Stored items
-----
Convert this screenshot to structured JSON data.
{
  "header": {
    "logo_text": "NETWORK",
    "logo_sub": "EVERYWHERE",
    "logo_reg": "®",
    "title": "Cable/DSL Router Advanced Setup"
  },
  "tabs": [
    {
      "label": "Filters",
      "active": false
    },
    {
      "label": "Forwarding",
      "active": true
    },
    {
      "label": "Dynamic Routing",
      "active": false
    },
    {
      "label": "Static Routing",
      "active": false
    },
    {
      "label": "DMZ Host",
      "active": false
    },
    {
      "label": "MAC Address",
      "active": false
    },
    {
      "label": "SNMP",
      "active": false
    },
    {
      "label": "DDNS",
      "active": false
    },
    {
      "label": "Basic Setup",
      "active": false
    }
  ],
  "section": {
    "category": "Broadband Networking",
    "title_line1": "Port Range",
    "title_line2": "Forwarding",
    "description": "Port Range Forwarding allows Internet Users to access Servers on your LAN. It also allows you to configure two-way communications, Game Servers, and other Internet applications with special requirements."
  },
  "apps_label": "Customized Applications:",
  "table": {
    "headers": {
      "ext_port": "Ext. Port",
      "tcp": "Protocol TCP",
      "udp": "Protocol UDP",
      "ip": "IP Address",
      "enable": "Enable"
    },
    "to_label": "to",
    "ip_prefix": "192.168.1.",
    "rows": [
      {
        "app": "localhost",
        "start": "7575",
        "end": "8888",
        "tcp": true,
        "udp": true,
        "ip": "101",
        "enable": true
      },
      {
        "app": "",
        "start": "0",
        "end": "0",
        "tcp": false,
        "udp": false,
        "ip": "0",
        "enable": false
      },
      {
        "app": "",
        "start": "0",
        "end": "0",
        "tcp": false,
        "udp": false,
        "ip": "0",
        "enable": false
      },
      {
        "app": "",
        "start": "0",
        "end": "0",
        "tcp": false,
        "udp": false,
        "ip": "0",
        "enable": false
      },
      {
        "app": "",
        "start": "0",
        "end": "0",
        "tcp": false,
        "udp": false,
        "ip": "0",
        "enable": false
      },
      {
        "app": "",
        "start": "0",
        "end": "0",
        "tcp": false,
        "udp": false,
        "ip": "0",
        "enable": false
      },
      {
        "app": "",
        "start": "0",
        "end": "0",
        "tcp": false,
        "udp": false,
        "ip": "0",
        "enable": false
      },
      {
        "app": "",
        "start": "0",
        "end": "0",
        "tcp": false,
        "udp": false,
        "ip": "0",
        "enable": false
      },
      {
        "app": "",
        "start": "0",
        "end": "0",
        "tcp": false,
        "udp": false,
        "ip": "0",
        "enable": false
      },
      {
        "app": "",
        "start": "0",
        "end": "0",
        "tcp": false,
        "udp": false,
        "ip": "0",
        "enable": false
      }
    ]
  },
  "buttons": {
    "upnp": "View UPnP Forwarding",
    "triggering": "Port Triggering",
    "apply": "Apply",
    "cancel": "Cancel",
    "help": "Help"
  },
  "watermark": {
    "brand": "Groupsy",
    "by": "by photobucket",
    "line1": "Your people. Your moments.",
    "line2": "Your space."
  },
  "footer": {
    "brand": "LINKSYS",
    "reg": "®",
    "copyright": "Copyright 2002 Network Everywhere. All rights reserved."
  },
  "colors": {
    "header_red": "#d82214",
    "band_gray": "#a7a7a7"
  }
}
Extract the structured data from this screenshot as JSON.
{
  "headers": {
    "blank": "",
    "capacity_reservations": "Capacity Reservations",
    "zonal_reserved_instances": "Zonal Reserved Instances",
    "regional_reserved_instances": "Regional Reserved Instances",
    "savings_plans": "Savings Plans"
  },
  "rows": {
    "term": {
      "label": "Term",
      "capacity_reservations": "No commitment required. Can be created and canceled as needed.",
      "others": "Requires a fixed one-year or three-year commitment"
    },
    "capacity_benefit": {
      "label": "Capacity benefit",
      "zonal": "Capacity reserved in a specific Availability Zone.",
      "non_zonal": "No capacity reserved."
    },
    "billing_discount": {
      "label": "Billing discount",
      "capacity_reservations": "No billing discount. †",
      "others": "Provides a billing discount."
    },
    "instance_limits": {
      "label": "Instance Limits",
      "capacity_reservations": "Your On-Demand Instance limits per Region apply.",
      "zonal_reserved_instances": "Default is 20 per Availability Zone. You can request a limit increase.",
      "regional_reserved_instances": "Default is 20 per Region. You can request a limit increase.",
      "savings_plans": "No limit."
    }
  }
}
-----
* Task directions: Print every entry exactly as written.

* Correct result:
Convert this screenshot to structured JSON data.
{
  "header": {
    "logo_text": "NETWORK",
    "logo_sub": "EVERYWHERE",
    "logo_reg": "®",
    "title": "Cable/DSL Router Advanced Setup"
  },
  "tabs": [
    {
      "label": "Filters",
      "active": false
    },
    {
      "label": "Forwarding",
      "active": true
    },
    {
      "label": "Dynamic Routing",
      "active": false
    },
    {
      "label": "Static Routing",
      "active": false
    },
    {
      "label": "DMZ Host",
      "active": false
    },
    {
      "label": "MAC Address",
      "active": false
    },
    {
      "label": "SNMP",
      "active": false
    },
    {
      "label": "DDNS",
      "active": false
    },
    {
      "label": "Basic Setup",
      "active": false
    }
  ],
  "section": {
    "category": "Broadband Networking",
    "title_line1": "Port Range",
    "title_line2": "Forwarding",
    "description": "Port Range Forwarding allows Internet Users to access Servers on your LAN. It also allows you to configure two-way communications, Game Servers, and other Internet applications with special requirements."
  },
  "apps_label": "Customized Applications:",
  "table": {
    "headers": {
      "ext_port": "Ext. Port",
      "tcp": "Protocol TCP",
      "udp": "Protocol UDP",
      "ip": "IP Address",
      "enable": "Enable"
    },
    "to_label": "to",
    "ip_prefix": "192.168.1.",
    "rows": [
      {
        "app": "localhost",
        "start": "7575",
        "end": "8888",
        "tcp": true,
        "udp": true,
        "ip": "101",
        "enable": true
      },
      {
        "app": "",
        "start": "0",
        "end": "0",
        "tcp": false,
        "udp": false,
        "ip": "0",
        "enable": false
      },
      {
        "app": "",
        "start": "0",
        "end": "0",
        "tcp": false,
        "udp": false,
        "ip": "0",
        "enable": false
      },
      {
        "app": "",
        "start": "0",
        "end": "0",
        "tcp": false,
        "udp": false,
        "ip": "0",
        "enable": false
      },
      {
        "app": "",
        "start": "0",
        "end": "0",
        "tcp": false,
        "udp": false,
        "ip": "0",
        "enable": false
      },
      {
        "app": "",
        "start": "0",
        "end": "0",
        "tcp": false,
        "udp": false,
        "ip": "0",
        "enable": false
      },
      {
        "app": "",
        "start": "0",
        "end": "0",
        "tcp": false,
        "udp": false,
        "ip": "0",
        "enable": false
      },
      {
        "app": "",
        "start": "0",
        "end": "0",
        "tcp": false,
        "udp": false,
        "ip": "0",
        "enable": false
      },
      {
        "app": "",
        "start": "0",
        "end": "0",
        "tcp": false,
        "udp": false,
        "ip": "0",
        "enable": false
      },
      {
        "app": "",
        "start": "0",
        "end": "0",
        "tcp": false,
        "udp": false,
        "ip": "0",
        "enable": false
      }
    ]
  },
  "buttons": {
    "upnp": "View UPnP Forwarding",
    "triggering": "Port Triggering",
    "apply": "Apply",
    "cancel": "Cancel",
    "help": "Help"
  },
  "watermark": {
    "brand": "Groupsy",
    "by": "by photobucket",
    "line1": "Your people. Your moments.",
    "line2": "Your space."
  },
  "footer": {
    "brand": "LINKSYS",
    "reg": "®",
    "copyright": "Copyright 2002 Network Everywhere. All rights reserved."
  },
  "colors": {
    "header_red": "#d82214",
    "band_gray": "#a7a7a7"
  }
}
Extract the structured data from this screenshot as JSON.
{
  "headers": {
    "blank": "",
    "capacity_reservations": "Capacity Reservations",
    "zonal_reserved_instances": "Zonal Reserved Instances",
    "regional_reserved_instances": "Regional Reserved Instances",
    "savings_plans": "Savings Plans"
  },
  "rows": {
    "term": {
      "label": "Term",
      "capacity_reservations": "No commitment required. Can be created and canceled as needed.",
      "others": "Requires a fixed one-year or three-year commitment"
    },
    "capacity_benefit": {
      "label": "Capacity benefit",
      "zonal": "Capacity reserved in a specific Availability Zone.",
      "non_zonal": "No capacity reserved."
    },
    "billing_discount": {
      "label": "Billing discount",
      "capacity_reservations": "No billing discount. †",
      "others": "Provides a billing discount."
    },
    "instance_limits": {
      "label": "Instance Limits",
      "capacity_reservations": "Your On-Demand Instance limits per Region apply.",
      "zonal_reserved_instances": "Default is 20 per Availability Zone. You can request a limit increase.",
      "regional_reserved_instances": "Default is 20 per Region. You can request a limit increase.",
      "savings_plans": "No limit."
    }
  }
}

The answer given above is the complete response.